Work out how many lines hold "الحواشي". Give the number and nothing else.
※
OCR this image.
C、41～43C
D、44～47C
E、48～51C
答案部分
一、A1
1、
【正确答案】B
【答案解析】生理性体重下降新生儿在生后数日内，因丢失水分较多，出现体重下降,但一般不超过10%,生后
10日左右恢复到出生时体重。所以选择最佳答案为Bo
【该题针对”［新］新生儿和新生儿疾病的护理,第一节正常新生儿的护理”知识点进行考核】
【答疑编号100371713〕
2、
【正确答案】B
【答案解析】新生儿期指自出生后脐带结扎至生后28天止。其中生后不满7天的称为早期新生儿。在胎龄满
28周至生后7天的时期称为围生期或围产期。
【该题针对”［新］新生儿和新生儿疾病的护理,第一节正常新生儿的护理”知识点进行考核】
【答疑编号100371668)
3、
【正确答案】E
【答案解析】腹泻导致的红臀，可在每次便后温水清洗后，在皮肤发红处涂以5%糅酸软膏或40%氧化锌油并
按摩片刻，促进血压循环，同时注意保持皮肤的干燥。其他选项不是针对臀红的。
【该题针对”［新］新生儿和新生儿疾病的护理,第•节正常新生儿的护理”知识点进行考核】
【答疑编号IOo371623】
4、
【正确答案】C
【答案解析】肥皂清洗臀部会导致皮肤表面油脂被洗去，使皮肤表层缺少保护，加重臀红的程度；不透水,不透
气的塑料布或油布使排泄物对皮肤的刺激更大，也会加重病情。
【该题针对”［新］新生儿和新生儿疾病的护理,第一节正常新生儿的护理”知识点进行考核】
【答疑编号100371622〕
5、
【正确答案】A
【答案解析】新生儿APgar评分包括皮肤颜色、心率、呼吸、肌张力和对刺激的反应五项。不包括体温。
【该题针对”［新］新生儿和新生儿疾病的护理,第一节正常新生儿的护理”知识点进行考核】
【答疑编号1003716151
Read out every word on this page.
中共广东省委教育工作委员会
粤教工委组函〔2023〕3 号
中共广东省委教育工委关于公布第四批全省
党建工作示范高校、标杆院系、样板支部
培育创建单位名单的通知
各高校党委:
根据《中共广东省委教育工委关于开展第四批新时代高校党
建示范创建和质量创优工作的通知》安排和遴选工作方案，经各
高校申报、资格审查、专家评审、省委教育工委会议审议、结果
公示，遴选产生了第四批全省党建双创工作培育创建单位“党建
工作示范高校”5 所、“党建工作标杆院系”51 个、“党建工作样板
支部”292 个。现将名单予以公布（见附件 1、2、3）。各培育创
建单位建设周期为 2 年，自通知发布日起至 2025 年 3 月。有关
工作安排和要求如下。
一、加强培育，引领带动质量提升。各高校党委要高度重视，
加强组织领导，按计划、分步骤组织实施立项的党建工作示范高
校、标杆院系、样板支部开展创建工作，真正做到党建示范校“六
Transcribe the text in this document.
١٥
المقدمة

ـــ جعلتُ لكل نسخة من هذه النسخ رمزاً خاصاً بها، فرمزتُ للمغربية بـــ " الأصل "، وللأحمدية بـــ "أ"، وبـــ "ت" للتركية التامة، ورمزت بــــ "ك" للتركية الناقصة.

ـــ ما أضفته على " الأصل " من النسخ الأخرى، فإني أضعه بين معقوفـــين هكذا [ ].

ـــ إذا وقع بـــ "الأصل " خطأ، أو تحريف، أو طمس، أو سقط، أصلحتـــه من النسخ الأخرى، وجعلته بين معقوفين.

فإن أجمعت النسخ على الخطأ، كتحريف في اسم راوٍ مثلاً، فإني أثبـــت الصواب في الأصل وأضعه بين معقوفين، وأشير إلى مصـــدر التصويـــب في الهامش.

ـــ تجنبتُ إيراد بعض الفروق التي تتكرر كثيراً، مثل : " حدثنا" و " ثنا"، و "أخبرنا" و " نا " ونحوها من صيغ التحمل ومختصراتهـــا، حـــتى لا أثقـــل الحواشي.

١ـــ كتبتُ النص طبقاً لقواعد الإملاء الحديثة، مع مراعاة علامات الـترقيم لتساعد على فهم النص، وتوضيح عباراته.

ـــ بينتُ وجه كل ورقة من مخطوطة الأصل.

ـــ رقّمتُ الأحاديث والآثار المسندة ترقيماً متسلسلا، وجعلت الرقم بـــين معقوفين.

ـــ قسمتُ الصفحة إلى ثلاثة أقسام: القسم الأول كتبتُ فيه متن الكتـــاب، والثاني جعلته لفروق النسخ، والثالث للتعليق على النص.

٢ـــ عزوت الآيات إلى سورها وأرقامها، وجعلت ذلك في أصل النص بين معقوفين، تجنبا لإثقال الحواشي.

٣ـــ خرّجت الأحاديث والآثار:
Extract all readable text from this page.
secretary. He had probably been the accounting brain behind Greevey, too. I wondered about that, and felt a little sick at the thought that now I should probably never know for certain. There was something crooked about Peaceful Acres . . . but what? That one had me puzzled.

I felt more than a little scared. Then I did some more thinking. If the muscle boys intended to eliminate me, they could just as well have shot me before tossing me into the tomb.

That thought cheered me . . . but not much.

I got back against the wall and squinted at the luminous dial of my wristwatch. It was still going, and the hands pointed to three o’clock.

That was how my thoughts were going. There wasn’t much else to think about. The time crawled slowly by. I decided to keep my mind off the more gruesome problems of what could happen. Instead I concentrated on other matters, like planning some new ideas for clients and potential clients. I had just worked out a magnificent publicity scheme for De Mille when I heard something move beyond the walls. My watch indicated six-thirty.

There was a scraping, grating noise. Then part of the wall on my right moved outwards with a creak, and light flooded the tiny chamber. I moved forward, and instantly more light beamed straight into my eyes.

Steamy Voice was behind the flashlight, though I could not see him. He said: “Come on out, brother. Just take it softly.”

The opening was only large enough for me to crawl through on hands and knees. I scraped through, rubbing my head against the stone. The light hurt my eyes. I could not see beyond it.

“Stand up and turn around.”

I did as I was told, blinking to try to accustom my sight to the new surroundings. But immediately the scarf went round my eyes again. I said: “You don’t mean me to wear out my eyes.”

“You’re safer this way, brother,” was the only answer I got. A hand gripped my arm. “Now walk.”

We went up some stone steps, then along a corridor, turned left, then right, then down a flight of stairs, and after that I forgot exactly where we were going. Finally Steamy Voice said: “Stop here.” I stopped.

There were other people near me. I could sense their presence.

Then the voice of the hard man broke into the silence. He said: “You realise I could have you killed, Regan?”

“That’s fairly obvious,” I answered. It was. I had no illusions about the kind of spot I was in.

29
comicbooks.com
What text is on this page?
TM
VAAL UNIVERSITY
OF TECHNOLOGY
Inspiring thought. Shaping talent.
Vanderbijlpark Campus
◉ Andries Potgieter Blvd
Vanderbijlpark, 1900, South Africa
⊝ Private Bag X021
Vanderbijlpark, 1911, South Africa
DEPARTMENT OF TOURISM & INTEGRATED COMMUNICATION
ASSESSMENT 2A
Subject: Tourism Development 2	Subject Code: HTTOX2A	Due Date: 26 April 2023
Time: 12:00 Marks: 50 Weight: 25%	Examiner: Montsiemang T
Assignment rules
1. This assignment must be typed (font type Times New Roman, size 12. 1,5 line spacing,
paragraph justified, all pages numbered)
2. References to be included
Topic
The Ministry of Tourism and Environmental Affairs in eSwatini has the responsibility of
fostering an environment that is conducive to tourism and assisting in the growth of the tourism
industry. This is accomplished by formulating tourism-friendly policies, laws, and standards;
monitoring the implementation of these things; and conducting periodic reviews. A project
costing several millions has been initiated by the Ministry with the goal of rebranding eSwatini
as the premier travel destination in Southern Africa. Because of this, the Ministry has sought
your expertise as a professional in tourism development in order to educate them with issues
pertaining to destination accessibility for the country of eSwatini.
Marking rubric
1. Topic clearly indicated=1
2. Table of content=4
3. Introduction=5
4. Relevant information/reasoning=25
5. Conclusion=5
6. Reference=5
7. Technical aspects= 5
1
※
**Exercise output**
2